§ EXERCISE GOAL
Repeat the material below word for word and leave out all pictures.
<<<<
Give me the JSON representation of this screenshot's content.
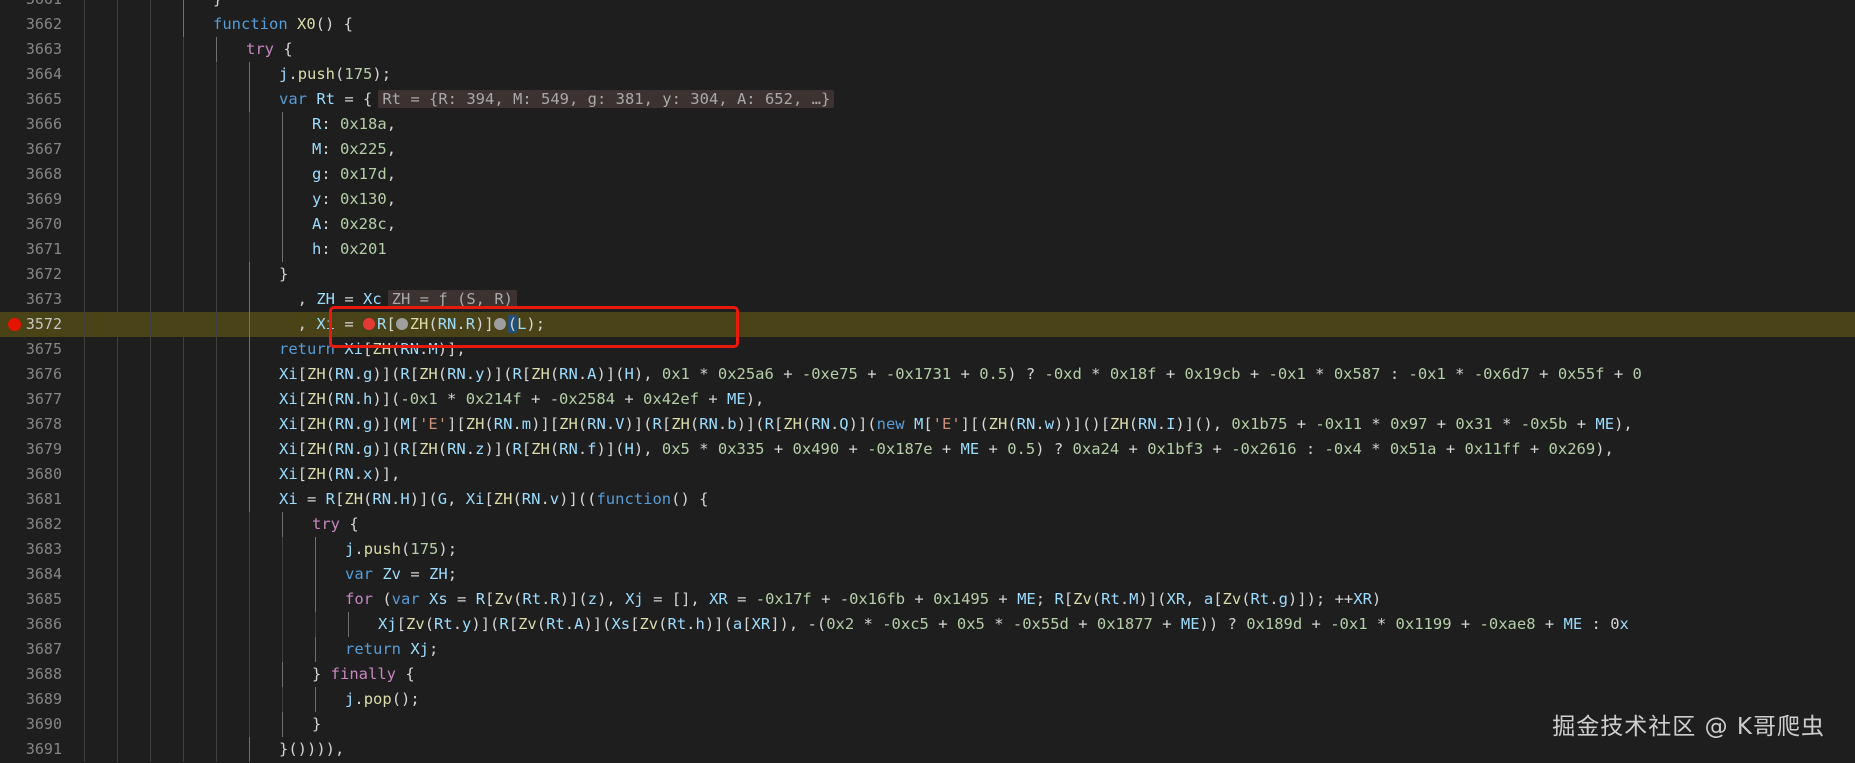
{
  "editor": {
    "lines": [
      {
        "ln": "3661",
        "depth": 4,
        "code": "}"
      },
      {
        "ln": "3662",
        "depth": 4,
        "code": "function X0() {"
      },
      {
        "ln": "3663",
        "depth": 5,
        "code": "try {"
      },
      {
        "ln": "3664",
        "depth": 6,
        "code": "j.push(175);"
      },
      {
        "ln": "3665",
        "depth": 6,
        "code": "var Rt = {",
        "hint": "Rt = {R: 394, M: 549, g: 381, y: 304, A: 652, …}"
      },
      {
        "ln": "3666",
        "depth": 7,
        "code": "R: 0x18a,"
      },
      {
        "ln": "3667",
        "depth": 7,
        "code": "M: 0x225,"
      },
      {
        "ln": "3668",
        "depth": 7,
        "code": "g: 0x17d,"
      },
      {
        "ln": "3669",
        "depth": 7,
        "code": "y: 0x130,"
      },
      {
        "ln": "3670",
        "depth": 7,
        "code": "A: 0x28c,"
      },
      {
        "ln": "3671",
        "depth": 7,
        "code": "h: 0x201"
      },
      {
        "ln": "3672",
        "depth": 6,
        "code": "}"
      },
      {
        "ln": "3673",
        "depth": 6,
        "code": "  , ZH = Xc",
        "hint": "ZH = ƒ (S, R)"
      },
      {
        "ln": "3572",
        "depth": 6,
        "code": "  , Xi = R[ZH(RN.R)](L);",
        "breakpoint": true
      },
      {
        "ln": "3675",
        "depth": 6,
        "code": "return Xi[ZH(RN.M)],"
      },
      {
        "ln": "3676",
        "depth": 6,
        "code": "Xi[ZH(RN.g)](R[ZH(RN.y)](R[ZH(RN.A)](H), 0x1 * 0x25a6 + -0xe75 + -0x1731 + 0.5) ? -0xd * 0x18f + 0x19cb + -0x1 * 0x587 : -0x1 * -0x6d7 + 0x55f + 0"
      },
      {
        "ln": "3677",
        "depth": 6,
        "code": "Xi[ZH(RN.h)](-0x1 * 0x214f + -0x2584 + 0x42ef + ME),"
      },
      {
        "ln": "3678",
        "depth": 6,
        "code": "Xi[ZH(RN.g)](M['E'][ZH(RN.m)][ZH(RN.V)](R[ZH(RN.b)](R[ZH(RN.Q)](new M['E'][(ZH(RN.w))]()[ZH(RN.I)](), 0x1b75 + -0x11 * 0x97 + 0x31 * -0x5b + ME),"
      },
      {
        "ln": "3679",
        "depth": 6,
        "code": "Xi[ZH(RN.g)](R[ZH(RN.z)](R[ZH(RN.f)](H), 0x5 * 0x335 + 0x490 + -0x187e + ME + 0.5) ? 0xa24 + 0x1bf3 + -0x2616 : -0x4 * 0x51a + 0x11ff + 0x269),"
      },
      {
        "ln": "3680",
        "depth": 6,
        "code": "Xi[ZH(RN.x)],"
      },
      {
        "ln": "3681",
        "depth": 6,
        "code": "Xi = R[ZH(RN.H)](G, Xi[ZH(RN.v)]((function() {"
      },
      {
        "ln": "3682",
        "depth": 7,
        "code": "try {"
      },
      {
        "ln": "3683",
        "depth": 8,
        "code": "j.push(175);"
      },
      {
        "ln": "3684",
        "depth": 8,
        "code": "var Zv = ZH;"
      },
      {
        "ln": "3685",
        "depth": 8,
        "code": "for (var Xs = R[Zv(Rt.R)](z), Xj = [], XR = -0x17f + -0x16fb + 0x1495 + ME; R[Zv(Rt.M)](XR, a[Zv(Rt.g)]); ++XR)"
      },
      {
        "ln": "3686",
        "depth": 9,
        "code": "Xj[Zv(Rt.y)](R[Zv(Rt.A)](Xs[Zv(Rt.h)](a[XR]), -(0x2 * -0xc5 + 0x5 * -0x55d + 0x1877 + ME)) ? 0x189d + -0x1 * 0x1199 + -0xae8 + ME : 0x"
      },
      {
        "ln": "3687",
        "depth": 8,
        "code": "return Xj;"
      },
      {
        "ln": "3688",
        "depth": 7,
        "code": "} finally {"
      },
      {
        "ln": "3689",
        "depth": 8,
        "code": "j.pop();"
      },
      {
        "ln": "3690",
        "depth": 7,
        "code": "}"
      },
      {
        "ln": "3691",
        "depth": 6,
        "code": "}()))),"
      }
    ]
  },
  "watermark": "掘金技术社区 @ K哥爬虫",
  "colors": {
    "background": "#1e1e1e",
    "current_line": "#4b4318",
    "breakpoint": "#e51400",
    "highlight_box": "#e8190d"
  }
}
>>>>
§ EXPECTED ANSWER
Give me the JSON representation of this screenshot's content.
{
  "editor": {
    "lines": [
      {
        "ln": "3661",
        "depth": 4,
        "code": "}"
      },
      {
        "ln": "3662",
        "depth": 4,
        "code": "function X0() {"
      },
      {
        "ln": "3663",
        "depth": 5,
        "code": "try {"
      },
      {
        "ln": "3664",
        "depth": 6,
        "code": "j.push(175);"
      },
      {
        "ln": "3665",
        "depth": 6,
        "code": "var Rt = {",
        "hint": "Rt = {R: 394, M: 549, g: 381, y: 304, A: 652, …}"
      },
      {
        "ln": "3666",
        "depth": 7,
        "code": "R: 0x18a,"
      },
      {
        "ln": "3667",
        "depth": 7,
        "code": "M: 0x225,"
      },
      {
        "ln": "3668",
        "depth": 7,
        "code": "g: 0x17d,"
      },
      {
        "ln": "3669",
        "depth": 7,
        "code": "y: 0x130,"
      },
      {
        "ln": "3670",
        "depth": 7,
        "code": "A: 0x28c,"
      },
      {
        "ln": "3671",
        "depth": 7,
        "code": "h: 0x201"
      },
      {
        "ln": "3672",
        "depth": 6,
        "code": "}"
      },
      {
        "ln": "3673",
        "depth": 6,
        "code": "  , ZH = Xc",
        "hint": "ZH = ƒ (S, R)"
      },
      {
        "ln": "3572",
        "depth": 6,
        "code": "  , Xi = R[ZH(RN.R)](L);",
        "breakpoint": true
      },
      {
        "ln": "3675",
        "depth": 6,
        "code": "return Xi[ZH(RN.M)],"
      },
      {
        "ln": "3676",
        "depth": 6,
        "code": "Xi[ZH(RN.g)](R[ZH(RN.y)](R[ZH(RN.A)](H), 0x1 * 0x25a6 + -0xe75 + -0x1731 + 0.5) ? -0xd * 0x18f + 0x19cb + -0x1 * 0x587 : -0x1 * -0x6d7 + 0x55f + 0"
      },
      {
        "ln": "3677",
        "depth": 6,
        "code": "Xi[ZH(RN.h)](-0x1 * 0x214f + -0x2584 + 0x42ef + ME),"
      },
      {
        "ln": "3678",
        "depth": 6,
        "code": "Xi[ZH(RN.g)](M['E'][ZH(RN.m)][ZH(RN.V)](R[ZH(RN.b)](R[ZH(RN.Q)](new M['E'][(ZH(RN.w))]()[ZH(RN.I)](), 0x1b75 + -0x11 * 0x97 + 0x31 * -0x5b + ME),"
      },
      {
        "ln": "3679",
        "depth": 6,
        "code": "Xi[ZH(RN.g)](R[ZH(RN.z)](R[ZH(RN.f)](H), 0x5 * 0x335 + 0x490 + -0x187e + ME + 0.5) ? 0xa24 + 0x1bf3 + -0x2616 : -0x4 * 0x51a + 0x11ff + 0x269),"
      },
      {
        "ln": "3680",
        "depth": 6,
        "code": "Xi[ZH(RN.x)],"
      },
      {
        "ln": "3681",
        "depth": 6,
        "code": "Xi = R[ZH(RN.H)](G, Xi[ZH(RN.v)]((function() {"
      },
      {
        "ln": "3682",
        "depth": 7,
        "code": "try {"
      },
      {
        "ln": "3683",
        "depth": 8,
        "code": "j.push(175);"
      },
      {
        "ln": "3684",
        "depth": 8,
        "code": "var Zv = ZH;"
      },
      {
        "ln": "3685",
        "depth": 8,
        "code": "for (var Xs = R[Zv(Rt.R)](z), Xj = [], XR = -0x17f + -0x16fb + 0x1495 + ME; R[Zv(Rt.M)](XR, a[Zv(Rt.g)]); ++XR)"
      },
      {
        "ln": "3686",
        "depth": 9,
        "code": "Xj[Zv(Rt.y)](R[Zv(Rt.A)](Xs[Zv(Rt.h)](a[XR]), -(0x2 * -0xc5 + 0x5 * -0x55d + 0x1877 + ME)) ? 0x189d + -0x1 * 0x1199 + -0xae8 + ME : 0x"
      },
      {
        "ln": "3687",
        "depth": 8,
        "code": "return Xj;"
      },
      {
        "ln": "3688",
        "depth": 7,
        "code": "} finally {"
      },
      {
        "ln": "3689",
        "depth": 8,
        "code": "j.pop();"
      },
      {
        "ln": "3690",
        "depth": 7,
        "code": "}"
      },
      {
        "ln": "3691",
        "depth": 6,
        "code": "}()))),"
      }
    ]
  },
  "watermark": "掘金技术社区 @ K哥爬虫",
  "colors": {
    "background": "#1e1e1e",
    "current_line": "#4b4318",
    "breakpoint": "#e51400",
    "highlight_box": "#e8190d"
  }
}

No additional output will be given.